◆ **What this task involves**:
Restate the whole of the material. Keep every word, and drop the pictures.

◆ **Supplied material**:
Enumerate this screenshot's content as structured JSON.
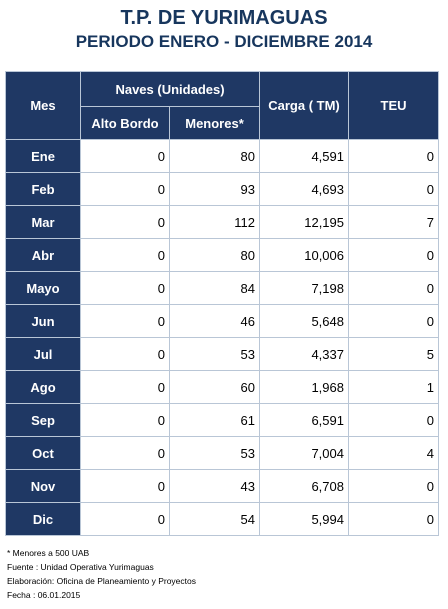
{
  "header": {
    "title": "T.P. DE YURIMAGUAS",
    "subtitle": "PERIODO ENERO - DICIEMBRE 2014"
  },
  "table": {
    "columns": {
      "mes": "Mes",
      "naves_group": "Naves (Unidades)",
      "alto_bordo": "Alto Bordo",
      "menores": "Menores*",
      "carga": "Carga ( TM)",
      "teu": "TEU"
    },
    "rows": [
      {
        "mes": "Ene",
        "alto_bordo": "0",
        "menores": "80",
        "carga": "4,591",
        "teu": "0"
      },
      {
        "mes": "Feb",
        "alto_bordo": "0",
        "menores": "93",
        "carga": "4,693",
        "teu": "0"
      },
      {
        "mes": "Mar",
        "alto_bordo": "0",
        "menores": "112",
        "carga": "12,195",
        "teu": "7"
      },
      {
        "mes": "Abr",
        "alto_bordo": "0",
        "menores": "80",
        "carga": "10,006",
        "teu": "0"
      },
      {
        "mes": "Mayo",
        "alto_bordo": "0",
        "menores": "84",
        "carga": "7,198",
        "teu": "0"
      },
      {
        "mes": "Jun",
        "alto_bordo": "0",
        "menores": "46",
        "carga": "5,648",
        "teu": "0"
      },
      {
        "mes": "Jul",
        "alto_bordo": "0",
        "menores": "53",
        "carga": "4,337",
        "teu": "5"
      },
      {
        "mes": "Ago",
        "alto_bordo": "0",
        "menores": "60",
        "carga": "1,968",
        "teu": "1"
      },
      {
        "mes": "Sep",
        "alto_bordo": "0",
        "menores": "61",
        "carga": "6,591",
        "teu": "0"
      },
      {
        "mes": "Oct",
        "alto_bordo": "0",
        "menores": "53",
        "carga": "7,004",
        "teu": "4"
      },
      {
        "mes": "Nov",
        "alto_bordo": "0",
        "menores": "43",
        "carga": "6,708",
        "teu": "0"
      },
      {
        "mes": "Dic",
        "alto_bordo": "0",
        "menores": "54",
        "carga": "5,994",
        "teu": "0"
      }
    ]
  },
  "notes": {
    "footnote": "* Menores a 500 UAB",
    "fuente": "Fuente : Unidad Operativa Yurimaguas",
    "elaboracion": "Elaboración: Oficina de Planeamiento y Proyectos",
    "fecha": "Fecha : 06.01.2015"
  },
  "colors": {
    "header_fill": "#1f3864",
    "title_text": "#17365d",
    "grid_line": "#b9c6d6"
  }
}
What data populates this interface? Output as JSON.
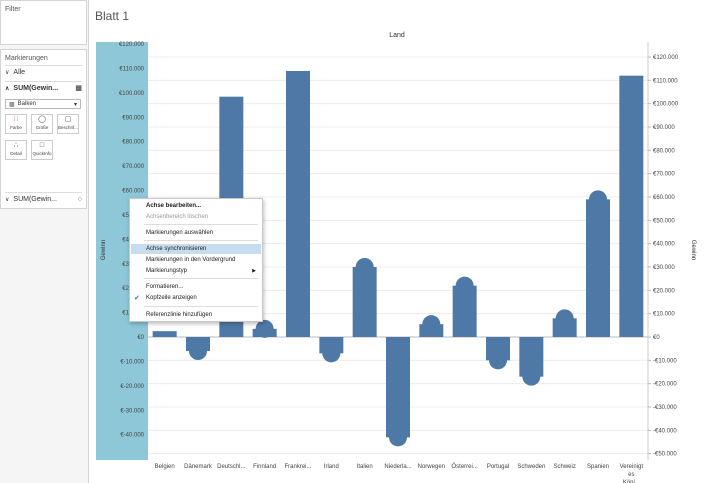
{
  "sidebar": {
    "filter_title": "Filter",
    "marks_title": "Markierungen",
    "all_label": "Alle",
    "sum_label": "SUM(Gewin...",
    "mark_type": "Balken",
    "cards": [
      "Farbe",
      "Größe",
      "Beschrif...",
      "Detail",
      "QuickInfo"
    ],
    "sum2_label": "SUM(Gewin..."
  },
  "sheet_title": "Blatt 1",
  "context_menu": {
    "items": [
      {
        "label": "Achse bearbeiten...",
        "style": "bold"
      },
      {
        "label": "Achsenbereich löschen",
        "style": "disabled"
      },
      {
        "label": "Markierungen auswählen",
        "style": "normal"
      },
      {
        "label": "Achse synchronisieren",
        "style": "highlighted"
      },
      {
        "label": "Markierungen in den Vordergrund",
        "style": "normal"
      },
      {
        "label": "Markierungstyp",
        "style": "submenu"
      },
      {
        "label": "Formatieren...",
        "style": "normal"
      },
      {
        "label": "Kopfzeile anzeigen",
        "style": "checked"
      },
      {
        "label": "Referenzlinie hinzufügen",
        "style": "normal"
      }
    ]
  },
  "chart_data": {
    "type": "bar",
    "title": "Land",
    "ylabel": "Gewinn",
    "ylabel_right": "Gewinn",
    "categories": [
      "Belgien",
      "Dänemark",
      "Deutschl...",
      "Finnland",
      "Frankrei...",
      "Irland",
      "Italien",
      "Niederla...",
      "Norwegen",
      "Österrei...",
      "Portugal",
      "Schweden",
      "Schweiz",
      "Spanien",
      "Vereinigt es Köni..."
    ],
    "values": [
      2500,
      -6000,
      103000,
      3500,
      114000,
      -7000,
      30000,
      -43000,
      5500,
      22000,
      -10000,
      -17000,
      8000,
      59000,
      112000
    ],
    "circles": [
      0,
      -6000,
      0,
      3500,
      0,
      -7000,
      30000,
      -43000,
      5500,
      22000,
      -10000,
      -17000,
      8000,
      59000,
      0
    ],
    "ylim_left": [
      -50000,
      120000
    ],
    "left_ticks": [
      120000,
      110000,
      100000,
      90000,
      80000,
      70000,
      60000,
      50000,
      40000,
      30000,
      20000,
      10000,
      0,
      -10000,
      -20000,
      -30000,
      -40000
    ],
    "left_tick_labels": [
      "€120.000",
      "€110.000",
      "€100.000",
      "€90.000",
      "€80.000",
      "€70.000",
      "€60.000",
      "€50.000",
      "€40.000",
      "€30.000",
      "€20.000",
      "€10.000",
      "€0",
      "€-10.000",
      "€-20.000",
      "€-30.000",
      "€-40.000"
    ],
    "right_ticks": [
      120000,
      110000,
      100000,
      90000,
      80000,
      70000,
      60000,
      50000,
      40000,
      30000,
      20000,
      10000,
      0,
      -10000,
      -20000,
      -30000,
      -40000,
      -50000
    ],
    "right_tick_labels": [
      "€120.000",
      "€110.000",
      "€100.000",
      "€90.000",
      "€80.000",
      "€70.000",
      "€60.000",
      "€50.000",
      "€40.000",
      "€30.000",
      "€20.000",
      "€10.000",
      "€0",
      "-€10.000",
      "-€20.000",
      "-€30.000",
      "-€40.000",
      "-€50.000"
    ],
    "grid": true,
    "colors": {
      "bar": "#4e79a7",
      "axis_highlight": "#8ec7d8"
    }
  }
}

◆ **Answer for the task**:
Enumerate this screenshot's content as structured JSON.
{
  "header": {
    "title": "T.P. DE YURIMAGUAS",
    "subtitle": "PERIODO ENERO - DICIEMBRE 2014"
  },
  "table": {
    "columns": {
      "mes": "Mes",
      "naves_group": "Naves (Unidades)",
      "alto_bordo": "Alto Bordo",
      "menores": "Menores*",
      "carga": "Carga ( TM)",
      "teu": "TEU"
    },
    "rows": [
      {
        "mes": "Ene",
        "alto_bordo": "0",
        "menores": "80",
        "carga": "4,591",
        "teu": "0"
      },
      {
        "mes": "Feb",
        "alto_bordo": "0",
        "menores": "93",
        "carga": "4,693",
        "teu": "0"
      },
      {
        "mes": "Mar",
        "alto_bordo": "0",
        "menores": "112",
        "carga": "12,195",
        "teu": "7"
      },
      {
        "mes": "Abr",
        "alto_bordo": "0",
        "menores": "80",
        "carga": "10,006",
        "teu": "0"
      },
      {
        "mes": "Mayo",
        "alto_bordo": "0",
        "menores": "84",
        "carga": "7,198",
        "teu": "0"
      },
      {
        "mes": "Jun",
        "alto_bordo": "0",
        "menores": "46",
        "carga": "5,648",
        "teu": "0"
      },
      {
        "mes": "Jul",
        "alto_bordo": "0",
        "menores": "53",
        "carga": "4,337",
        "teu": "5"
      },
      {
        "mes": "Ago",
        "alto_bordo": "0",
        "menores": "60",
        "carga": "1,968",
        "teu": "1"
      },
      {
        "mes": "Sep",
        "alto_bordo": "0",
        "menores": "61",
        "carga": "6,591",
        "teu": "0"
      },
      {
        "mes": "Oct",
        "alto_bordo": "0",
        "menores": "53",
        "carga": "7,004",
        "teu": "4"
      },
      {
        "mes": "Nov",
        "alto_bordo": "0",
        "menores": "43",
        "carga": "6,708",
        "teu": "0"
      },
      {
        "mes": "Dic",
        "alto_bordo": "0",
        "menores": "54",
        "carga": "5,994",
        "teu": "0"
      }
    ]
  },
  "notes": {
    "footnote": "* Menores a 500 UAB",
    "fuente": "Fuente : Unidad Operativa Yurimaguas",
    "elaboracion": "Elaboración: Oficina de Planeamiento y Proyectos",
    "fecha": "Fecha : 06.01.2015"
  },
  "colors": {
    "header_fill": "#1f3864",
    "title_text": "#17365d",
    "grid_line": "#b9c6d6"
  }
}
What data populates this interface? Output as JSON.
{
  "sidebar": {
    "filter_title": "Filter",
    "marks_title": "Markierungen",
    "all_label": "Alle",
    "sum_label": "SUM(Gewin...",
    "mark_type": "Balken",
    "cards": [
      "Farbe",
      "Größe",
      "Beschrif...",
      "Detail",
      "QuickInfo"
    ],
    "sum2_label": "SUM(Gewin..."
  },
  "sheet_title": "Blatt 1",
  "context_menu": {
    "items": [
      {
        "label": "Achse bearbeiten...",
        "style": "bold"
      },
      {
        "label": "Achsenbereich löschen",
        "style": "disabled"
      },
      {
        "label": "Markierungen auswählen",
        "style": "normal"
      },
      {
        "label": "Achse synchronisieren",
        "style": "highlighted"
      },
      {
        "label": "Markierungen in den Vordergrund",
        "style": "normal"
      },
      {
        "label": "Markierungstyp",
        "style": "submenu"
      },
      {
        "label": "Formatieren...",
        "style": "normal"
      },
      {
        "label": "Kopfzeile anzeigen",
        "style": "checked"
      },
      {
        "label": "Referenzlinie hinzufügen",
        "style": "normal"
      }
    ]
  },
  "chart_data": {
    "type": "bar",
    "title": "Land",
    "ylabel": "Gewinn",
    "ylabel_right": "Gewinn",
    "categories": [
      "Belgien",
      "Dänemark",
      "Deutschl...",
      "Finnland",
      "Frankrei...",
      "Irland",
      "Italien",
      "Niederla...",
      "Norwegen",
      "Österrei...",
      "Portugal",
      "Schweden",
      "Schweiz",
      "Spanien",
      "Vereinigt es Köni..."
    ],
    "values": [
      2500,
      -6000,
      103000,
      3500,
      114000,
      -7000,
      30000,
      -43000,
      5500,
      22000,
      -10000,
      -17000,
      8000,
      59000,
      112000
    ],
    "circles": [
      0,
      -6000,
      0,
      3500,
      0,
      -7000,
      30000,
      -43000,
      5500,
      22000,
      -10000,
      -17000,
      8000,
      59000,
      0
    ],
    "ylim_left": [
      -50000,
      120000
    ],
    "left_ticks": [
      120000,
      110000,
      100000,
      90000,
      80000,
      70000,
      60000,
      50000,
      40000,
      30000,
      20000,
      10000,
      0,
      -10000,
      -20000,
      -30000,
      -40000
    ],
    "left_tick_labels": [
      "€120.000",
      "€110.000",
      "€100.000",
      "€90.000",
      "€80.000",
      "€70.000",
      "€60.000",
      "€50.000",
      "€40.000",
      "€30.000",
      "€20.000",
      "€10.000",
      "€0",
      "€-10.000",
      "€-20.000",
      "€-30.000",
      "€-40.000"
    ],
    "right_ticks": [
      120000,
      110000,
      100000,
      90000,
      80000,
      70000,
      60000,
      50000,
      40000,
      30000,
      20000,
      10000,
      0,
      -10000,
      -20000,
      -30000,
      -40000,
      -50000
    ],
    "right_tick_labels": [
      "€120.000",
      "€110.000",
      "€100.000",
      "€90.000",
      "€80.000",
      "€70.000",
      "€60.000",
      "€50.000",
      "€40.000",
      "€30.000",
      "€20.000",
      "€10.000",
      "€0",
      "-€10.000",
      "-€20.000",
      "-€30.000",
      "-€40.000",
      "-€50.000"
    ],
    "grid": true,
    "colors": {
      "bar": "#4e79a7",
      "axis_highlight": "#8ec7d8"
    }
  }
}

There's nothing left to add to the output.